— start of Material supplied —

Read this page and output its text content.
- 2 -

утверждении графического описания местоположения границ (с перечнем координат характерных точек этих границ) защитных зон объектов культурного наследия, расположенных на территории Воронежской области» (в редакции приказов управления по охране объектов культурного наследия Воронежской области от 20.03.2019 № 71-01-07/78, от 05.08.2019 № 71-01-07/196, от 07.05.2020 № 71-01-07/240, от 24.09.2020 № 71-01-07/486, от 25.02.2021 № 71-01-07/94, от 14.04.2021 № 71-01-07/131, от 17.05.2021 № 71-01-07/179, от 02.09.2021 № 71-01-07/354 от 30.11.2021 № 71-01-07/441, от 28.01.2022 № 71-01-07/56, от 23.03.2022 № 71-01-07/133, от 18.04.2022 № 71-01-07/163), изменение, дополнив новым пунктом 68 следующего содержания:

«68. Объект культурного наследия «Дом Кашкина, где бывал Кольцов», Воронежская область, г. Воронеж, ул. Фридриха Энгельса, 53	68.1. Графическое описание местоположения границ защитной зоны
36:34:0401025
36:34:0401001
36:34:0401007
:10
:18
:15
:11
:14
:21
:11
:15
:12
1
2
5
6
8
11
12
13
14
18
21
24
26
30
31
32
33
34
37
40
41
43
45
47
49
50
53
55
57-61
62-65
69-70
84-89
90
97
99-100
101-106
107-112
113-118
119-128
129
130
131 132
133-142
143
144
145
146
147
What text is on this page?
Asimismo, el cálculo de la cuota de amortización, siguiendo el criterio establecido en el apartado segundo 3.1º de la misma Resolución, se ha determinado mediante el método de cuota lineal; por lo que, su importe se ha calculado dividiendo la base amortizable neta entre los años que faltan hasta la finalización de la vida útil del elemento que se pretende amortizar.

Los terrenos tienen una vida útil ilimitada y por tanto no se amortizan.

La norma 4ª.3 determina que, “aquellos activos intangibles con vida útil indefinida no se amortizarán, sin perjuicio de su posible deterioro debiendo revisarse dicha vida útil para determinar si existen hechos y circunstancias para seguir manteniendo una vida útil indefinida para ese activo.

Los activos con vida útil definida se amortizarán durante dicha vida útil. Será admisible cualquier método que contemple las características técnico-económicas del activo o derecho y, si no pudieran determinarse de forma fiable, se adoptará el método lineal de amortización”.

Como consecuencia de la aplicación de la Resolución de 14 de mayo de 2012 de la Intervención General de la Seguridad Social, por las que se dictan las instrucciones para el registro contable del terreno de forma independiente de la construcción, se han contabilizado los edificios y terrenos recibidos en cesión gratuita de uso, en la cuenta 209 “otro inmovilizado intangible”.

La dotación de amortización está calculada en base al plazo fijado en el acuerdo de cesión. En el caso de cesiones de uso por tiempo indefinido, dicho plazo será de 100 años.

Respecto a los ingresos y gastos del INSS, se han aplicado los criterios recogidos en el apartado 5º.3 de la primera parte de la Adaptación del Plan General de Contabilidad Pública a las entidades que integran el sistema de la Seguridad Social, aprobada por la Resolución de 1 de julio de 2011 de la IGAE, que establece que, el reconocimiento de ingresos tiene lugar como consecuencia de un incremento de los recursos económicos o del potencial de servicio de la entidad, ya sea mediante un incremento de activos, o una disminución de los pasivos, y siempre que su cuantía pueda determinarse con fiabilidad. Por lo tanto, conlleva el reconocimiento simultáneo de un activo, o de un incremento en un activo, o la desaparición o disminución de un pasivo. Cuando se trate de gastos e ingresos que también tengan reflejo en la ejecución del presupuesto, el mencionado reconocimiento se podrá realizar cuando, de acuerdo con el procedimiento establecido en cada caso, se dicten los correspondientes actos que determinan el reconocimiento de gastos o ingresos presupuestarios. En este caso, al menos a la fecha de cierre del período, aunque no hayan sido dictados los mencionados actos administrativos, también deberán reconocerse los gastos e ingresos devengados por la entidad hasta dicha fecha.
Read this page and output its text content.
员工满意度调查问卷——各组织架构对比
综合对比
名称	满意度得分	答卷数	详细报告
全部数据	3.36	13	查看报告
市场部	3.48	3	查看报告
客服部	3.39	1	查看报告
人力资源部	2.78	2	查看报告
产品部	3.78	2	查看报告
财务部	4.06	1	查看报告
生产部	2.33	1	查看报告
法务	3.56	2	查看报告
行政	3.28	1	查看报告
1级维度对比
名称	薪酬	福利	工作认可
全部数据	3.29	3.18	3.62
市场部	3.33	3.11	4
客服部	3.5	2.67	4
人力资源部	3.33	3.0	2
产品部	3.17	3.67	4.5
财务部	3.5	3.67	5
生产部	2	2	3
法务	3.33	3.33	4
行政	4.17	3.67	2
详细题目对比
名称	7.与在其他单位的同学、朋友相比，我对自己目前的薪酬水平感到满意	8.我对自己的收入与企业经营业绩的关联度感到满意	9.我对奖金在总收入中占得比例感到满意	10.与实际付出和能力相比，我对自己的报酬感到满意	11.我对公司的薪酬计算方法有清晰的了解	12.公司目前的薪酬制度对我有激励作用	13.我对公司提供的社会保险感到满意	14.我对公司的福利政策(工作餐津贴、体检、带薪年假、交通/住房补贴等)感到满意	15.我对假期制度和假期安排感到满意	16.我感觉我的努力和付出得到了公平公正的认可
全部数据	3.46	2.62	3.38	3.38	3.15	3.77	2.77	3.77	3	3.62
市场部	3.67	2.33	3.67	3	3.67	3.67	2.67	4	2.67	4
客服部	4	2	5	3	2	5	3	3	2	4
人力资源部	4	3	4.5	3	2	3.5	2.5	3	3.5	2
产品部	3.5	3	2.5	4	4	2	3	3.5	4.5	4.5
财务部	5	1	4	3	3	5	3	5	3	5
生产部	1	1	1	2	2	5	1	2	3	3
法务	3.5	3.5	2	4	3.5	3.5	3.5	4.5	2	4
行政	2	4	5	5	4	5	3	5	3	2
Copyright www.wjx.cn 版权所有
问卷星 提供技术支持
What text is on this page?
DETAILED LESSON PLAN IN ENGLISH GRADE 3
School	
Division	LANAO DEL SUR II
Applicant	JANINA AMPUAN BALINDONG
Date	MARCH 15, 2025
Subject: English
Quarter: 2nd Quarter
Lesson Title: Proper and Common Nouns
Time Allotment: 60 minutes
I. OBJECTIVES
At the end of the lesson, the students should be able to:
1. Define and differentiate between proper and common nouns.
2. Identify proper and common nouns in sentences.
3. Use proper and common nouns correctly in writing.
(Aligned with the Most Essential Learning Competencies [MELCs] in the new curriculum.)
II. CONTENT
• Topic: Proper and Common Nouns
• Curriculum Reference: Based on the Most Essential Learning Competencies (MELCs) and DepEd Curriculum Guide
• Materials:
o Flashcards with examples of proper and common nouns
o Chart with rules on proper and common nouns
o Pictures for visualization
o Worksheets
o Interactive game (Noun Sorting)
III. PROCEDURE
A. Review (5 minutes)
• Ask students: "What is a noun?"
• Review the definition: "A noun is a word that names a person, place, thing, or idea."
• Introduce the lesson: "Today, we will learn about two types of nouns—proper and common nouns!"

— end of Material supplied —

**Stated problem:** List all lines holding the string "dicha".

**Solution for this problem:**
La norma 4ª.3 determina que, “aquellos activos intangibles con vida útil indefinida no se amortizarán, sin perjuicio de su posible deterioro debiendo revisarse dicha vida útil para determinar si existen hechos y circunstancias para seguir manteniendo una vida útil indefinida para ese activo.
Los activos con vida útil definida se amortizarán durante dicha vida útil. Será admisible cualquier método que contemple las características técnico-económicas del activo o derecho y, si no pudieran determinarse de forma fiable, se adoptará el método lineal de amortización”.
Respecto a los ingresos y gastos del INSS, se han aplicado los criterios recogidos en el apartado 5º.3 de la primera parte de la Adaptación del Plan General de Contabilidad Pública a las entidades que integran el sistema de la Seguridad Social, aprobada por la Resolución de 1 de julio de 2011 de la IGAE, que establece que, el reconocimiento de ingresos tiene lugar como consecuencia de un incremento de los recursos económicos o del potencial de servicio de la entidad, ya sea mediante un incremento de activos, o una disminución de los pasivos, y siempre que su cuantía pueda determinarse con fiabilidad. Por lo tanto, conlleva el reconocimiento simultáneo de un activo, o de un incremento en un activo, o la desaparición o disminución de un pasivo. Cuando se trate de gastos e ingresos que también tengan reflejo en la ejecución del presupuesto, el mencionado reconocimiento se podrá realizar cuando, de acuerdo con el procedimiento establecido en cada caso, se dicten los correspondientes actos que determinan el reconocimiento de gastos o ingresos presupuestarios. En este caso, al menos a la fecha de cierre del período, aunque no hayan sido dictados los mencionados actos administrativos, también deberán reconocerse los gastos e ingresos devengados por la entidad hasta dicha fecha.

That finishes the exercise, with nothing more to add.